* [What to produce]:
Transcribe all of the records precisely as they are presented.

----------------------------------------

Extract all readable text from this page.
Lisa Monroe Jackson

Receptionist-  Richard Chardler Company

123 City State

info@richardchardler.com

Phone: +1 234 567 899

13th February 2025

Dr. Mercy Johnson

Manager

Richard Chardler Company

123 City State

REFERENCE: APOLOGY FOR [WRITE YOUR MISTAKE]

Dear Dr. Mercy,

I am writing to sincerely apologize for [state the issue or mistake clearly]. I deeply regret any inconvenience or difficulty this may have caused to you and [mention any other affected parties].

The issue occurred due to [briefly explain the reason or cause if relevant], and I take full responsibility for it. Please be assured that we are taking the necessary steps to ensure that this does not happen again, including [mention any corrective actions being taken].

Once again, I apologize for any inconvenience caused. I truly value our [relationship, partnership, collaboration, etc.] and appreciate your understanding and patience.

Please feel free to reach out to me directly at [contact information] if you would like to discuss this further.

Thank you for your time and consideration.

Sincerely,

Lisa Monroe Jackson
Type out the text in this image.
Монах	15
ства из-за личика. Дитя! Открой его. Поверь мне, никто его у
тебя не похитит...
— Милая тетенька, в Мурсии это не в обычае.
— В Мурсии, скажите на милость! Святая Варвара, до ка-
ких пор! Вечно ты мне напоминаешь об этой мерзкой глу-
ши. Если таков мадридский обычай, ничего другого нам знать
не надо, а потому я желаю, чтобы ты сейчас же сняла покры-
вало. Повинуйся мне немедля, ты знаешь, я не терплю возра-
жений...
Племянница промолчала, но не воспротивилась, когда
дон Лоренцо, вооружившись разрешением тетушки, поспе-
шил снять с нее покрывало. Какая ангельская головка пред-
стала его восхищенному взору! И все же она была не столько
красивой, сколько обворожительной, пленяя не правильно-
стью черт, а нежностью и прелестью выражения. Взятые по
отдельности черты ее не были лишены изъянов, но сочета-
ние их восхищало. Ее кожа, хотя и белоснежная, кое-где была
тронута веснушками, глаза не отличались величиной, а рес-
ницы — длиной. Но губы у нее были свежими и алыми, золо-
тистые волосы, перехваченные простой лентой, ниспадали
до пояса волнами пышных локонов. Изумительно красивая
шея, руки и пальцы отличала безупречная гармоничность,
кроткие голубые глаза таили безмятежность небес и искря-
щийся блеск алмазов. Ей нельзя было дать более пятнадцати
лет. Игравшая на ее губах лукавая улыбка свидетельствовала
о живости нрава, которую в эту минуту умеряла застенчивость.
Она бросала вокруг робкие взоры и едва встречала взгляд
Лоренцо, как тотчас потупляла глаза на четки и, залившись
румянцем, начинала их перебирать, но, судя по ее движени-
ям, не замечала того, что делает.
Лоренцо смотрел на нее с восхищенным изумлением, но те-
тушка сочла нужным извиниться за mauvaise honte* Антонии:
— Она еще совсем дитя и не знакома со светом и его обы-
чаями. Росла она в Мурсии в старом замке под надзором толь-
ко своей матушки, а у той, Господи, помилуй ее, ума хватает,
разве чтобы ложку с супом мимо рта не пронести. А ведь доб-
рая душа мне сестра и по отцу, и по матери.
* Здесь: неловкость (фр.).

----------------------------------------

* [Solution for this task]:
Extract all readable text from this page.
Lisa Monroe Jackson

Receptionist-  Richard Chardler Company

123 City State

info@richardchardler.com

Phone: +1 234 567 899

13th February 2025

Dr. Mercy Johnson

Manager

Richard Chardler Company

123 City State

REFERENCE: APOLOGY FOR [WRITE YOUR MISTAKE]

Dear Dr. Mercy,

I am writing to sincerely apologize for [state the issue or mistake clearly]. I deeply regret any inconvenience or difficulty this may have caused to you and [mention any other affected parties].

The issue occurred due to [briefly explain the reason or cause if relevant], and I take full responsibility for it. Please be assured that we are taking the necessary steps to ensure that this does not happen again, including [mention any corrective actions being taken].

Once again, I apologize for any inconvenience caused. I truly value our [relationship, partnership, collaboration, etc.] and appreciate your understanding and patience.

Please feel free to reach out to me directly at [contact information] if you would like to discuss this further.

Thank you for your time and consideration.

Sincerely,

Lisa Monroe Jackson
Type out the text in this image.
Монах	15
ства из-за личика. Дитя! Открой его. Поверь мне, никто его у
тебя не похитит...
— Милая тетенька, в Мурсии это не в обычае.
— В Мурсии, скажите на милость! Святая Варвара, до ка-
ких пор! Вечно ты мне напоминаешь об этой мерзкой глу-
ши. Если таков мадридский обычай, ничего другого нам знать
не надо, а потому я желаю, чтобы ты сейчас же сняла покры-
вало. Повинуйся мне немедля, ты знаешь, я не терплю возра-
жений...
Племянница промолчала, но не воспротивилась, когда
дон Лоренцо, вооружившись разрешением тетушки, поспе-
шил снять с нее покрывало. Какая ангельская головка пред-
стала его восхищенному взору! И все же она была не столько
красивой, сколько обворожительной, пленяя не правильно-
стью черт, а нежностью и прелестью выражения. Взятые по
отдельности черты ее не были лишены изъянов, но сочета-
ние их восхищало. Ее кожа, хотя и белоснежная, кое-где была
тронута веснушками, глаза не отличались величиной, а рес-
ницы — длиной. Но губы у нее были свежими и алыми, золо-
тистые волосы, перехваченные простой лентой, ниспадали
до пояса волнами пышных локонов. Изумительно красивая
шея, руки и пальцы отличала безупречная гармоничность,
кроткие голубые глаза таили безмятежность небес и искря-
щийся блеск алмазов. Ей нельзя было дать более пятнадцати
лет. Игравшая на ее губах лукавая улыбка свидетельствовала
о живости нрава, которую в эту минуту умеряла застенчивость.
Она бросала вокруг робкие взоры и едва встречала взгляд
Лоренцо, как тотчас потупляла глаза на четки и, залившись
румянцем, начинала их перебирать, но, судя по ее движени-
ям, не замечала того, что делает.
Лоренцо смотрел на нее с восхищенным изумлением, но те-
тушка сочла нужным извиниться за mauvaise honte* Антонии:
— Она еще совсем дитя и не знакома со светом и его обы-
чаями. Росла она в Мурсии в старом замке под надзором толь-
ко своей матушки, а у той, Господи, помилуй ее, ума хватает,
разве чтобы ложку с супом мимо рта не пронести. А ведь доб-
рая душа мне сестра и по отцу, и по матери.
* Здесь: неловкость (фр.).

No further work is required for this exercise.